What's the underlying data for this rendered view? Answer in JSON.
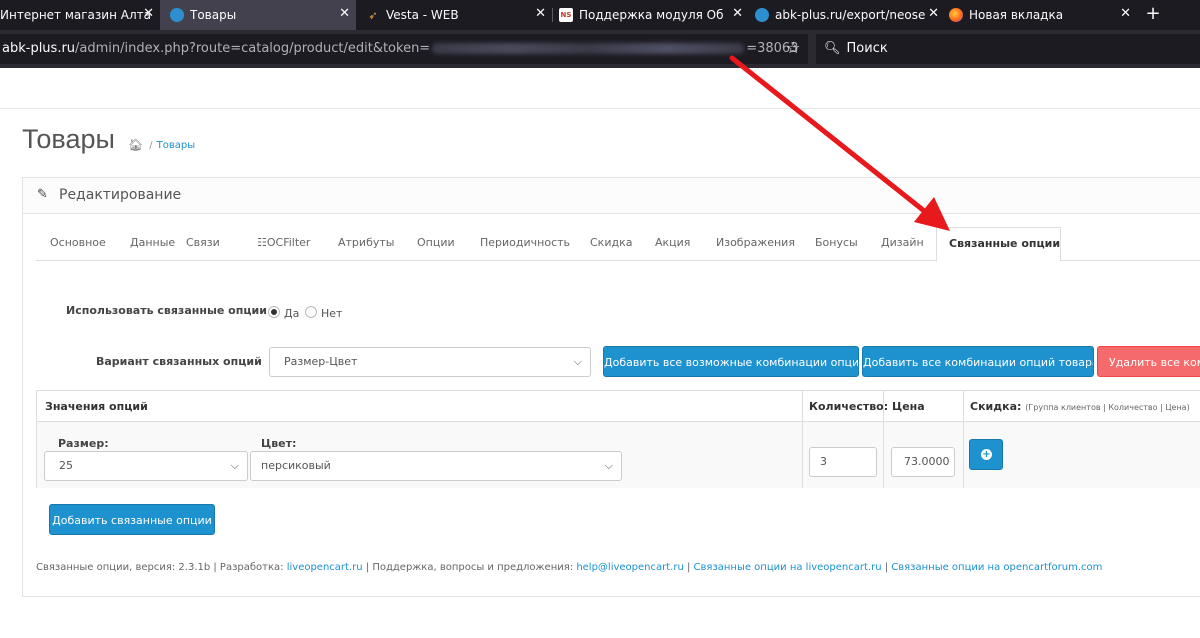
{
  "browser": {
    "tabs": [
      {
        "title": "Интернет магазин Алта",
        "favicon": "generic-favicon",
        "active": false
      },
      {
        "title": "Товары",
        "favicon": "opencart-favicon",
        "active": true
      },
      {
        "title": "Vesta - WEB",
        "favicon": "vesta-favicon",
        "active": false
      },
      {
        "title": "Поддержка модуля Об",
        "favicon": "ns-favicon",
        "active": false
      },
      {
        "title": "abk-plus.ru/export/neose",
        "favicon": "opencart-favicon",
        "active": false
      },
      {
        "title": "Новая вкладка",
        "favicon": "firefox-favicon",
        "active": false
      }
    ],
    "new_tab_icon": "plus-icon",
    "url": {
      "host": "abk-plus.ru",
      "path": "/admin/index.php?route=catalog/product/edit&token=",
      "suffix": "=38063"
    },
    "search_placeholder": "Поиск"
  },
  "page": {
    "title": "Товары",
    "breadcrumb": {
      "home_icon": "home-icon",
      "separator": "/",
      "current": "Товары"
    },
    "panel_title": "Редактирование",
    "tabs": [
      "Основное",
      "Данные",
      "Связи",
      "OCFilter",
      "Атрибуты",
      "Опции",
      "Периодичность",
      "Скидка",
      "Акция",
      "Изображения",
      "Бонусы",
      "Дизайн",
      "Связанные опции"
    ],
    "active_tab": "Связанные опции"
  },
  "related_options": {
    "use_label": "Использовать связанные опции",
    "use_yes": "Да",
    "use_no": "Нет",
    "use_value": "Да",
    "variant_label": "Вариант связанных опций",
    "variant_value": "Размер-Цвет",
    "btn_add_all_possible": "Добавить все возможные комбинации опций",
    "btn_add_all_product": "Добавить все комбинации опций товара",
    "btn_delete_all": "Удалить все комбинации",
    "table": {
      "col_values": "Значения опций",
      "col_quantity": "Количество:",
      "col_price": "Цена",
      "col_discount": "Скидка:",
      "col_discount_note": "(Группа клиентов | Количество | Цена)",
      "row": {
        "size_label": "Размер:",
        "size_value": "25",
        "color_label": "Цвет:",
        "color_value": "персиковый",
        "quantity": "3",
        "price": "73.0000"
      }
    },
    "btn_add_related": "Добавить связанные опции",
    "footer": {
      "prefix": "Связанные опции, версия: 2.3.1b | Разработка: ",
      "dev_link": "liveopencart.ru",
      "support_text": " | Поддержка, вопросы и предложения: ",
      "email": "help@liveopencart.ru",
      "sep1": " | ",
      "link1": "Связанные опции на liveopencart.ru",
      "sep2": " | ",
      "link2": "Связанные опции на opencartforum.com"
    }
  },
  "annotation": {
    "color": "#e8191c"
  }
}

======

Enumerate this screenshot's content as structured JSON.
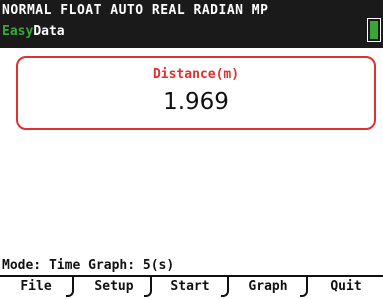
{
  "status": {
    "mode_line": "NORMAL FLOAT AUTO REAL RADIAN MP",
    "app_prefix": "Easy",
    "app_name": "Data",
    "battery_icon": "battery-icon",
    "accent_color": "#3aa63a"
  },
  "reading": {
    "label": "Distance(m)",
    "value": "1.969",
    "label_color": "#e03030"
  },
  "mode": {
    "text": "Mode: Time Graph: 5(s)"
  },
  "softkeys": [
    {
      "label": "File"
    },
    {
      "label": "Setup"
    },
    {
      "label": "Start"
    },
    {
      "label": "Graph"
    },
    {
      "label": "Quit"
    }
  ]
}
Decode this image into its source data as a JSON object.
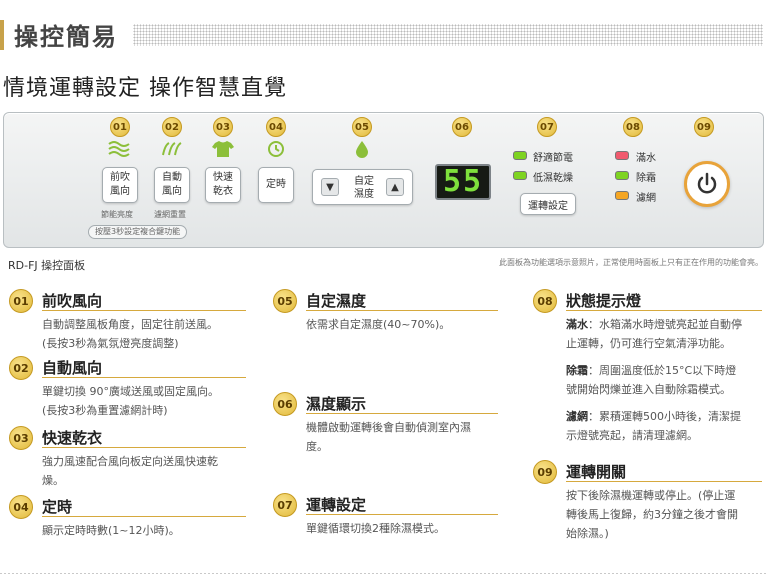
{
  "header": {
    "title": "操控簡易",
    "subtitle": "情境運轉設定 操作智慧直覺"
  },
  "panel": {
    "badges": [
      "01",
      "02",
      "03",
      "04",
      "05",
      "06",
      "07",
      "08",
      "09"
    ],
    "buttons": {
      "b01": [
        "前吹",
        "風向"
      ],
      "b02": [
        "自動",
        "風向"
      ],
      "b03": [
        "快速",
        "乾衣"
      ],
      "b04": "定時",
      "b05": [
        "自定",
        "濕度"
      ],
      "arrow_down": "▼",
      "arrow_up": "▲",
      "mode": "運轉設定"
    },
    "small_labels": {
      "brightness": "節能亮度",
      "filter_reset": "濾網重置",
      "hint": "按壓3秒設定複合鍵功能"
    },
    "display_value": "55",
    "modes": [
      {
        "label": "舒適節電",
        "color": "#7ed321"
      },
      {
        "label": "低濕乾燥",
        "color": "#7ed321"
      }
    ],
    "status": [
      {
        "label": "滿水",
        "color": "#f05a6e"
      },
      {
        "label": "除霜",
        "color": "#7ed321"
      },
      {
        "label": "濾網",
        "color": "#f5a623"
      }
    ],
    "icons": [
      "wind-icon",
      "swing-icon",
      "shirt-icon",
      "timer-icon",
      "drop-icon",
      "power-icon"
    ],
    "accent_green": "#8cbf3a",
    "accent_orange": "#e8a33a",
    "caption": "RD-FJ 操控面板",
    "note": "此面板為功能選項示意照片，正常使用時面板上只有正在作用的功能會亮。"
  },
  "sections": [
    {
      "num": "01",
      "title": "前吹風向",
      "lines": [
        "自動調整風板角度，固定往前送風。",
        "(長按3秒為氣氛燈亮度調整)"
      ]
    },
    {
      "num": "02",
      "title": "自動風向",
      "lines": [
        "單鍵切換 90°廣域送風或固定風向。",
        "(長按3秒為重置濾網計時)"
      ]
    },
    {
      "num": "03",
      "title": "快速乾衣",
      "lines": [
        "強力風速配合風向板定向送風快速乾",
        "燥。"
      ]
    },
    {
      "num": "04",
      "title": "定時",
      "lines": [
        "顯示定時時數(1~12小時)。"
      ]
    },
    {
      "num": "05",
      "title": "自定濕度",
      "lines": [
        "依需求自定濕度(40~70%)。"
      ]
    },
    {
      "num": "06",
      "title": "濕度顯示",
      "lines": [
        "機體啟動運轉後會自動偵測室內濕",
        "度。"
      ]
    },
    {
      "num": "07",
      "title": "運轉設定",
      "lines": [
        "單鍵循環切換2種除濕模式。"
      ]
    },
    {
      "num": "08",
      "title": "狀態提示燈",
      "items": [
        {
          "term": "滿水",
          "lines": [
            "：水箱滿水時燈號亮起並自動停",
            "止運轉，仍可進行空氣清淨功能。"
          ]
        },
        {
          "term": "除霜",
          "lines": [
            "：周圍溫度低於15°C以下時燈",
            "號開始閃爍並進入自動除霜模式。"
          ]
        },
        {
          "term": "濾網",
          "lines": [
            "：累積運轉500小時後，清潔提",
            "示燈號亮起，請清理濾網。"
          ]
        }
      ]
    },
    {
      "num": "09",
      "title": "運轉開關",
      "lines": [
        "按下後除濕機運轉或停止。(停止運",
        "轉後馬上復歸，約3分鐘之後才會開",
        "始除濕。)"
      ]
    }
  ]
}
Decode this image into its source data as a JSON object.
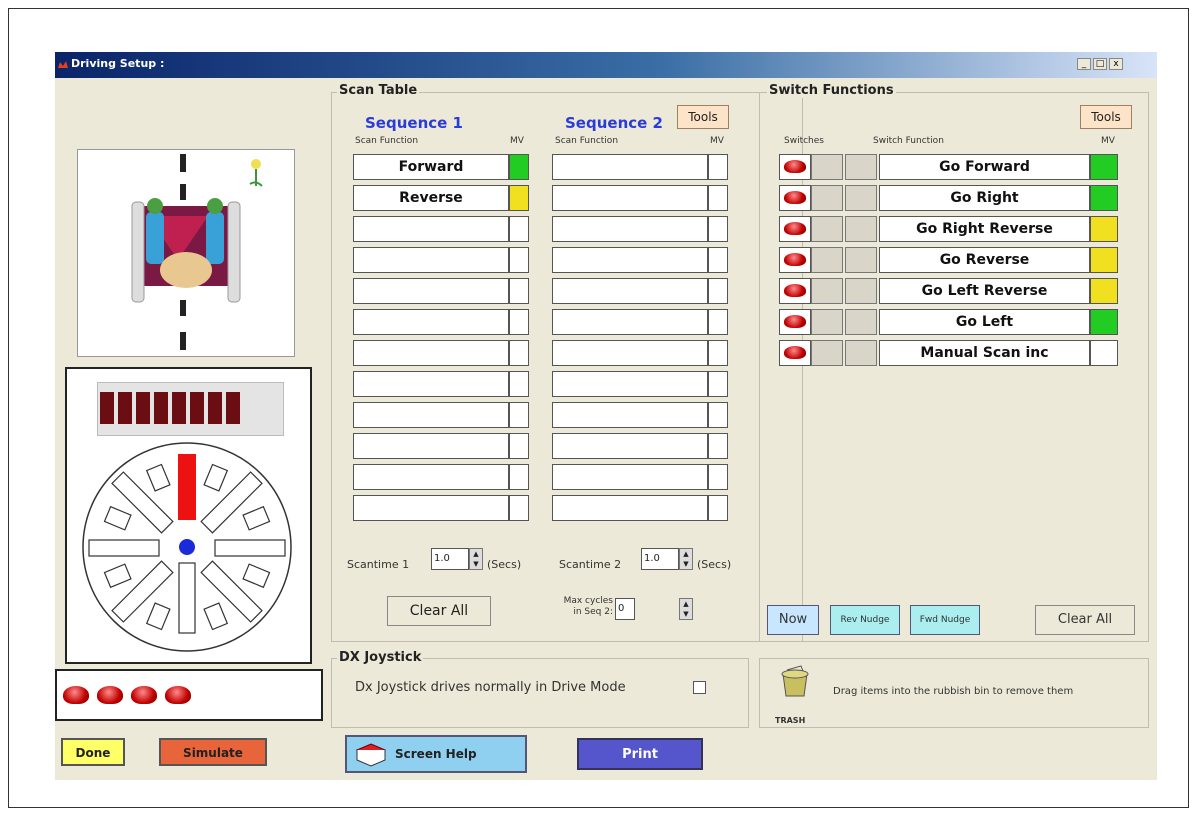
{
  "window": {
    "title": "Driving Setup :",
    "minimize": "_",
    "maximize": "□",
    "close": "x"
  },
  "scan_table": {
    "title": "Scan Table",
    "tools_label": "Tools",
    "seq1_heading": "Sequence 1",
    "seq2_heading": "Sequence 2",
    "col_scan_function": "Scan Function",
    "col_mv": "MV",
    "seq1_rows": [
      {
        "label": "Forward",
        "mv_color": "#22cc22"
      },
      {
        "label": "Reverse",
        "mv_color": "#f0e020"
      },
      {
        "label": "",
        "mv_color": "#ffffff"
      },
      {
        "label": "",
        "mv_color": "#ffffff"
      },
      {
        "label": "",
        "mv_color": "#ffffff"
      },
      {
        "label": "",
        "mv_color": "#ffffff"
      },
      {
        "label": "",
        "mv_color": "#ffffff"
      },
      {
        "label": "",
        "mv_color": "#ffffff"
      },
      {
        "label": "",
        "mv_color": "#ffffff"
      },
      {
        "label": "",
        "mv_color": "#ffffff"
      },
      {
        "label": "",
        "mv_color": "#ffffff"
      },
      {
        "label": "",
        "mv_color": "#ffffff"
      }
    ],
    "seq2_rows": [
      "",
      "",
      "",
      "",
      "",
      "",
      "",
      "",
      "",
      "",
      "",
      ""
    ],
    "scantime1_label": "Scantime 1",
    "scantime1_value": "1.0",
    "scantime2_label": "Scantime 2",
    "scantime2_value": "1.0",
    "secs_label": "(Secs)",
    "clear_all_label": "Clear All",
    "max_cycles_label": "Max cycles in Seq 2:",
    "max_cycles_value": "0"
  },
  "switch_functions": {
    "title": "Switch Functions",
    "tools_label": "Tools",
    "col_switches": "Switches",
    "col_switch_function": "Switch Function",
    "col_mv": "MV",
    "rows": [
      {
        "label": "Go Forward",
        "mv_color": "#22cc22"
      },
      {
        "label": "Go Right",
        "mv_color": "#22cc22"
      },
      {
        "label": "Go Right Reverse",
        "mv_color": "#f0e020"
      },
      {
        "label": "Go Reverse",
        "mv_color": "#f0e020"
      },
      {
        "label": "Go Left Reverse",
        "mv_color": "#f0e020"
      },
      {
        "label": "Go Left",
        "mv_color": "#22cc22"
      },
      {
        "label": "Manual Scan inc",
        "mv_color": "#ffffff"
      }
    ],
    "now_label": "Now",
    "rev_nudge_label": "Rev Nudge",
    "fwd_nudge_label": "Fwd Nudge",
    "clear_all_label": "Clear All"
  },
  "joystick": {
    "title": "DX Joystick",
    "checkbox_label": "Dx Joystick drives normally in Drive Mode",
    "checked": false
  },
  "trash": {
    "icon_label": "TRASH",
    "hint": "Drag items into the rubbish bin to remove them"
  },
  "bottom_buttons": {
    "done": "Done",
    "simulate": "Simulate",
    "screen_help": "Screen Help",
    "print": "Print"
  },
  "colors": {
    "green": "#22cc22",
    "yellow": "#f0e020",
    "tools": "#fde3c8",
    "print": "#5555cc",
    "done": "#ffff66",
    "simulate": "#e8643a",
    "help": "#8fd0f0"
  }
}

======

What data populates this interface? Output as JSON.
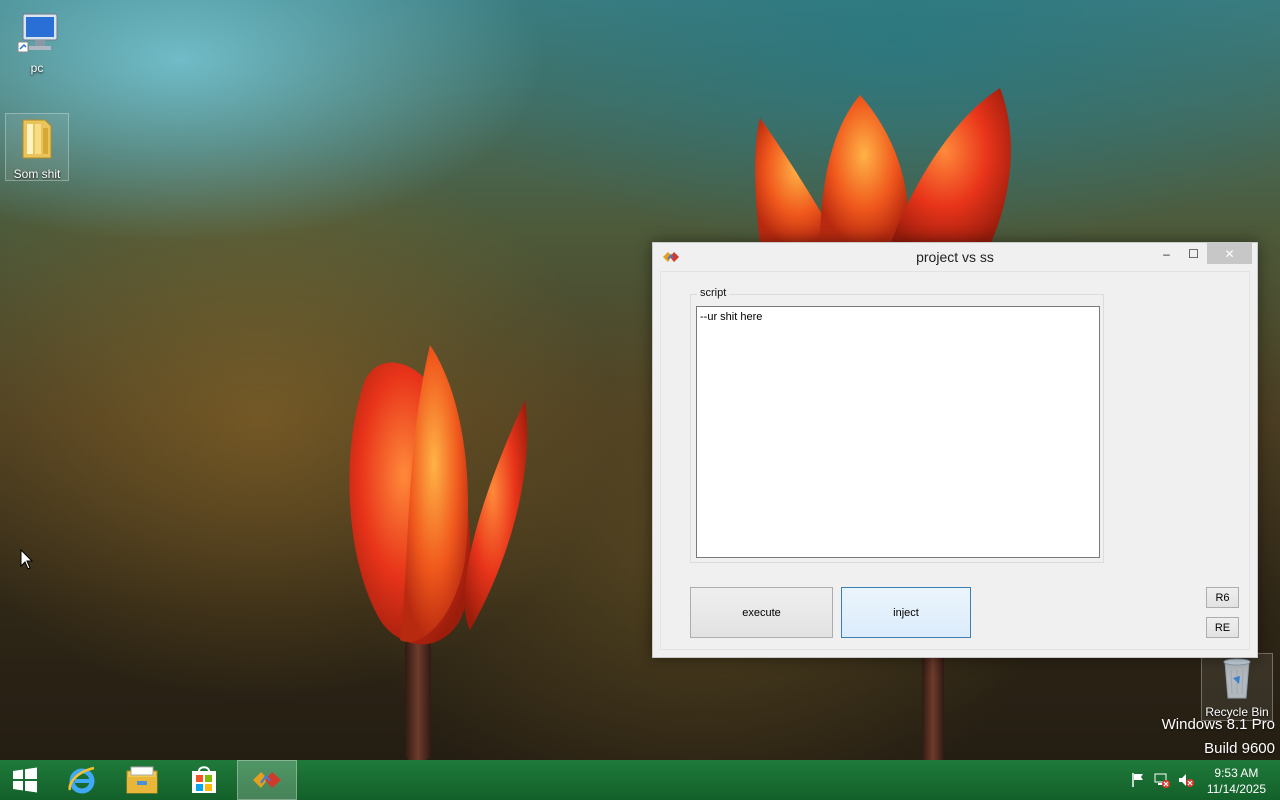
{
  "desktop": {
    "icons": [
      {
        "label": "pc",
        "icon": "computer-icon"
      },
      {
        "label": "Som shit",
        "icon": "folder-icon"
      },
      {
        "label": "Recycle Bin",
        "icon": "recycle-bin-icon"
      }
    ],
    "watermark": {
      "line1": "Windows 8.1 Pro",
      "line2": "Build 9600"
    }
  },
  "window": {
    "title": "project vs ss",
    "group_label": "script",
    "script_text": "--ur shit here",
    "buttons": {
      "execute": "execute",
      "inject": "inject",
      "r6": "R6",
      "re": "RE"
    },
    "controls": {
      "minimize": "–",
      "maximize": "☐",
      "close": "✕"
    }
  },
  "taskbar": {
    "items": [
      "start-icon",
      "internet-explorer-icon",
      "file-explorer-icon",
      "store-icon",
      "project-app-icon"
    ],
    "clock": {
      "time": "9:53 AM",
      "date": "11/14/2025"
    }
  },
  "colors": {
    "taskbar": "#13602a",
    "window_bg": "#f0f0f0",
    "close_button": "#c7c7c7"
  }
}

======

▶ GIVEN EXERCISE: Reproduce every line of the listing above in which the string "favicon" appears.

▶ WORKED SOLUTION:
        "favicon": "generic-favicon",
        "favicon": "opencart-favicon",
        "favicon": "vesta-favicon",
        "favicon": "ns-favicon",
        "favicon": "opencart-favicon",
        "favicon": "firefox-favicon",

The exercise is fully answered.